▸ **Exercise task**
Retype the records below word for word and omit any image.

▸ **Data excerpts**

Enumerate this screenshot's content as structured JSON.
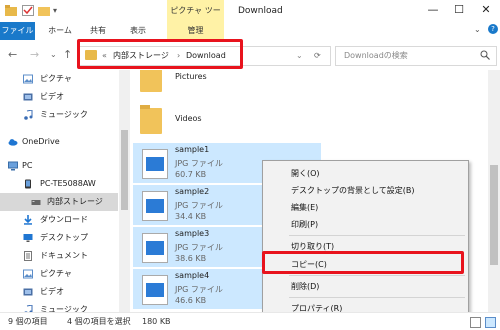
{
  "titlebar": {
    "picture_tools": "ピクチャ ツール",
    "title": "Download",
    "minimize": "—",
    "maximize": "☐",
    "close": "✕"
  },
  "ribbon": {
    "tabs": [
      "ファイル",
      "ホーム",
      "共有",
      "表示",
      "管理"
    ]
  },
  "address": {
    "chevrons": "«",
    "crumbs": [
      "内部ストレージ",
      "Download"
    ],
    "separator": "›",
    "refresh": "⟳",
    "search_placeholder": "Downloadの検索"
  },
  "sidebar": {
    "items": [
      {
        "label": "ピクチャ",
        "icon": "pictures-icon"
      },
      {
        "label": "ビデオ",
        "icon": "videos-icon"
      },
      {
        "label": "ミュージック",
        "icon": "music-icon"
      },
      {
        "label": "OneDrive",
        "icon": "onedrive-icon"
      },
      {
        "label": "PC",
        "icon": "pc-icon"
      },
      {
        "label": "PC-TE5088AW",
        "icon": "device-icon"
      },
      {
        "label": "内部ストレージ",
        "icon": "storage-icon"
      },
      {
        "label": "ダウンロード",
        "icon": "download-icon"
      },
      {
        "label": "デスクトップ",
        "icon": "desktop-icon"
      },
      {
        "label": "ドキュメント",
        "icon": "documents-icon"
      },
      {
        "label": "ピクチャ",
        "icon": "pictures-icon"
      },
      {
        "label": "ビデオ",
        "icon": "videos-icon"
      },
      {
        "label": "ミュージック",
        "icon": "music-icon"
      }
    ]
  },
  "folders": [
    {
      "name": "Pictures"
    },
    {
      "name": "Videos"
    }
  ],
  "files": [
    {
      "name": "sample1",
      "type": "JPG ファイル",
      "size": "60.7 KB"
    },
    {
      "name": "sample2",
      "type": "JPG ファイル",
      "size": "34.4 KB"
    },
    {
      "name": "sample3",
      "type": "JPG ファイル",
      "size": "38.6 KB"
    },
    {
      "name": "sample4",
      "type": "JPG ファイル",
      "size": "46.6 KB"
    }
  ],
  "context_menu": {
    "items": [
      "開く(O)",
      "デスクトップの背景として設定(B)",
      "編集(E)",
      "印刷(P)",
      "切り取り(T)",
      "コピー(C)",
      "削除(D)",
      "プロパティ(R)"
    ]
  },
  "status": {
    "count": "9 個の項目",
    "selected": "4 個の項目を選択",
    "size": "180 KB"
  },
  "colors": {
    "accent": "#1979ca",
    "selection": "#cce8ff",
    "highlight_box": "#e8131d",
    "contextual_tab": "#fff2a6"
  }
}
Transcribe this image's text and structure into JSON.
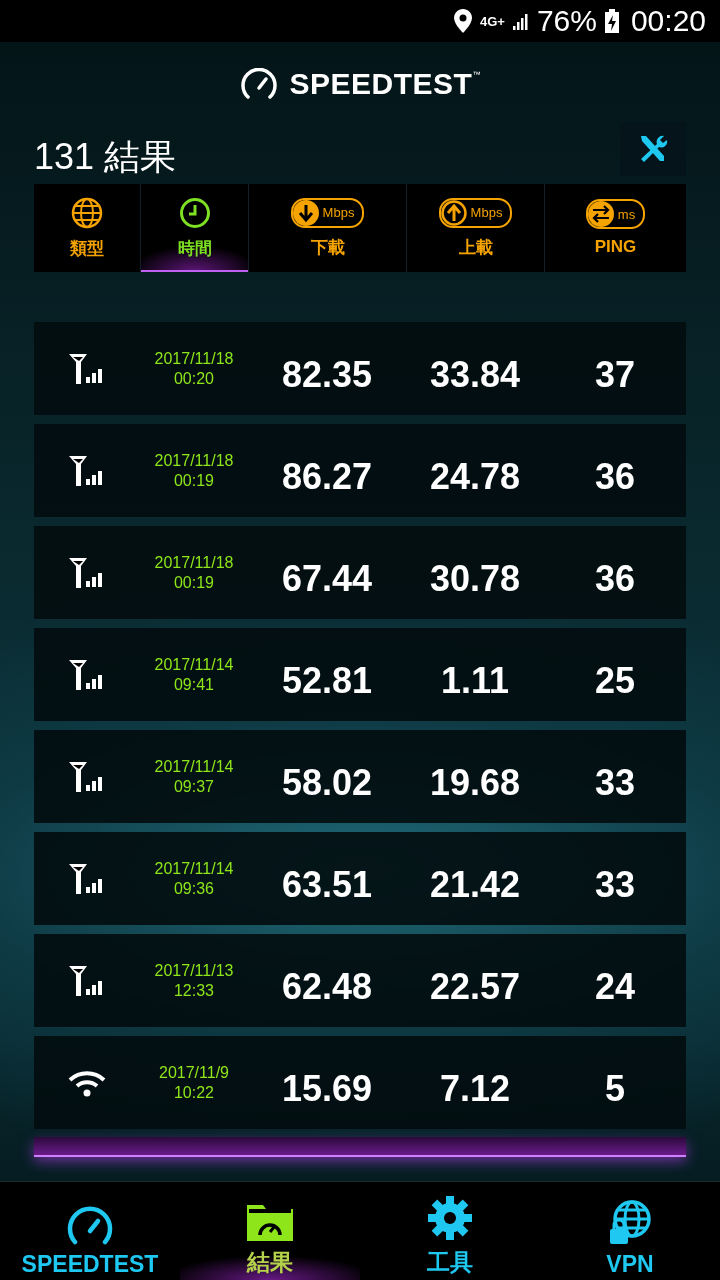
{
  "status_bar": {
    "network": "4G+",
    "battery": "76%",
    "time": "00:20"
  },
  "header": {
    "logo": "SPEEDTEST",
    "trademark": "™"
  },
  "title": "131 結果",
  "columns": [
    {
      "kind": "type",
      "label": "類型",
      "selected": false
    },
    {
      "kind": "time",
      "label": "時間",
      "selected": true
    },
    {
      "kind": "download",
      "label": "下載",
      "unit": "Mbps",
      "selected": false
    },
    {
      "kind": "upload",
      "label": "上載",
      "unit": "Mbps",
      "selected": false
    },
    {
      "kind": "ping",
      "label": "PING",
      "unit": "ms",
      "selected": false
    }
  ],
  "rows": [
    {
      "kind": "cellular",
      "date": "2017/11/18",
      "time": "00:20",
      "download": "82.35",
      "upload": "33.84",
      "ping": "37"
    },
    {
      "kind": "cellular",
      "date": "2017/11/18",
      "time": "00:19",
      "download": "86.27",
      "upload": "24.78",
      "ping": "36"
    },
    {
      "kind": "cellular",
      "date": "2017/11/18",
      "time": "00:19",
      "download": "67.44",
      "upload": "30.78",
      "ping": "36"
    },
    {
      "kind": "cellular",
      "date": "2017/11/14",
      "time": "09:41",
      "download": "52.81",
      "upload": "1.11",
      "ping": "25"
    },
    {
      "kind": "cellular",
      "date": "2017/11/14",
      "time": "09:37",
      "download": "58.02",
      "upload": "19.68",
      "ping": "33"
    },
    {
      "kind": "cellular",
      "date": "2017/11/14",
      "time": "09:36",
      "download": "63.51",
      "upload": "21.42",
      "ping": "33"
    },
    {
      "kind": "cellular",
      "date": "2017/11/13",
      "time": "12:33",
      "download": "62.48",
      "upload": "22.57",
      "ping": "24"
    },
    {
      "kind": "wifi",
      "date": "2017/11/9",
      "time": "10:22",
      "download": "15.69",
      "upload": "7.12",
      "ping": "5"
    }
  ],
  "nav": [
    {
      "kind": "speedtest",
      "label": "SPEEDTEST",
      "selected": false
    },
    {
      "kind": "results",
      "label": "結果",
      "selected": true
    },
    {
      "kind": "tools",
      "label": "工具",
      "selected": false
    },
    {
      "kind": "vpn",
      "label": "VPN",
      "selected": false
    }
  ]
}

▸ **Worked answer**
Enumerate this screenshot's content as structured JSON.
{
  "titlebar": {
    "picture_tools": "ピクチャ ツール",
    "title": "Download",
    "minimize": "—",
    "maximize": "☐",
    "close": "✕"
  },
  "ribbon": {
    "tabs": [
      "ファイル",
      "ホーム",
      "共有",
      "表示",
      "管理"
    ]
  },
  "address": {
    "chevrons": "«",
    "crumbs": [
      "内部ストレージ",
      "Download"
    ],
    "separator": "›",
    "refresh": "⟳",
    "search_placeholder": "Downloadの検索"
  },
  "sidebar": {
    "items": [
      {
        "label": "ピクチャ",
        "icon": "pictures-icon"
      },
      {
        "label": "ビデオ",
        "icon": "videos-icon"
      },
      {
        "label": "ミュージック",
        "icon": "music-icon"
      },
      {
        "label": "OneDrive",
        "icon": "onedrive-icon"
      },
      {
        "label": "PC",
        "icon": "pc-icon"
      },
      {
        "label": "PC-TE5088AW",
        "icon": "device-icon"
      },
      {
        "label": "内部ストレージ",
        "icon": "storage-icon"
      },
      {
        "label": "ダウンロード",
        "icon": "download-icon"
      },
      {
        "label": "デスクトップ",
        "icon": "desktop-icon"
      },
      {
        "label": "ドキュメント",
        "icon": "documents-icon"
      },
      {
        "label": "ピクチャ",
        "icon": "pictures-icon"
      },
      {
        "label": "ビデオ",
        "icon": "videos-icon"
      },
      {
        "label": "ミュージック",
        "icon": "music-icon"
      }
    ]
  },
  "folders": [
    {
      "name": "Pictures"
    },
    {
      "name": "Videos"
    }
  ],
  "files": [
    {
      "name": "sample1",
      "type": "JPG ファイル",
      "size": "60.7 KB"
    },
    {
      "name": "sample2",
      "type": "JPG ファイル",
      "size": "34.4 KB"
    },
    {
      "name": "sample3",
      "type": "JPG ファイル",
      "size": "38.6 KB"
    },
    {
      "name": "sample4",
      "type": "JPG ファイル",
      "size": "46.6 KB"
    }
  ],
  "context_menu": {
    "items": [
      "開く(O)",
      "デスクトップの背景として設定(B)",
      "編集(E)",
      "印刷(P)",
      "切り取り(T)",
      "コピー(C)",
      "削除(D)",
      "プロパティ(R)"
    ]
  },
  "status": {
    "count": "9 個の項目",
    "selected": "4 個の項目を選択",
    "size": "180 KB"
  },
  "colors": {
    "accent": "#1979ca",
    "selection": "#cce8ff",
    "highlight_box": "#e8131d",
    "contextual_tab": "#fff2a6"
  }
}
Transcribe this image's text and structure into JSON.
{
  "status_bar": {
    "network": "4G+",
    "battery": "76%",
    "time": "00:20"
  },
  "header": {
    "logo": "SPEEDTEST",
    "trademark": "™"
  },
  "title": "131 結果",
  "columns": [
    {
      "kind": "type",
      "label": "類型",
      "selected": false
    },
    {
      "kind": "time",
      "label": "時間",
      "selected": true
    },
    {
      "kind": "download",
      "label": "下載",
      "unit": "Mbps",
      "selected": false
    },
    {
      "kind": "upload",
      "label": "上載",
      "unit": "Mbps",
      "selected": false
    },
    {
      "kind": "ping",
      "label": "PING",
      "unit": "ms",
      "selected": false
    }
  ],
  "rows": [
    {
      "kind": "cellular",
      "date": "2017/11/18",
      "time": "00:20",
      "download": "82.35",
      "upload": "33.84",
      "ping": "37"
    },
    {
      "kind": "cellular",
      "date": "2017/11/18",
      "time": "00:19",
      "download": "86.27",
      "upload": "24.78",
      "ping": "36"
    },
    {
      "kind": "cellular",
      "date": "2017/11/18",
      "time": "00:19",
      "download": "67.44",
      "upload": "30.78",
      "ping": "36"
    },
    {
      "kind": "cellular",
      "date": "2017/11/14",
      "time": "09:41",
      "download": "52.81",
      "upload": "1.11",
      "ping": "25"
    },
    {
      "kind": "cellular",
      "date": "2017/11/14",
      "time": "09:37",
      "download": "58.02",
      "upload": "19.68",
      "ping": "33"
    },
    {
      "kind": "cellular",
      "date": "2017/11/14",
      "time": "09:36",
      "download": "63.51",
      "upload": "21.42",
      "ping": "33"
    },
    {
      "kind": "cellular",
      "date": "2017/11/13",
      "time": "12:33",
      "download": "62.48",
      "upload": "22.57",
      "ping": "24"
    },
    {
      "kind": "wifi",
      "date": "2017/11/9",
      "time": "10:22",
      "download": "15.69",
      "upload": "7.12",
      "ping": "5"
    }
  ],
  "nav": [
    {
      "kind": "speedtest",
      "label": "SPEEDTEST",
      "selected": false
    },
    {
      "kind": "results",
      "label": "結果",
      "selected": true
    },
    {
      "kind": "tools",
      "label": "工具",
      "selected": false
    },
    {
      "kind": "vpn",
      "label": "VPN",
      "selected": false
    }
  ]
}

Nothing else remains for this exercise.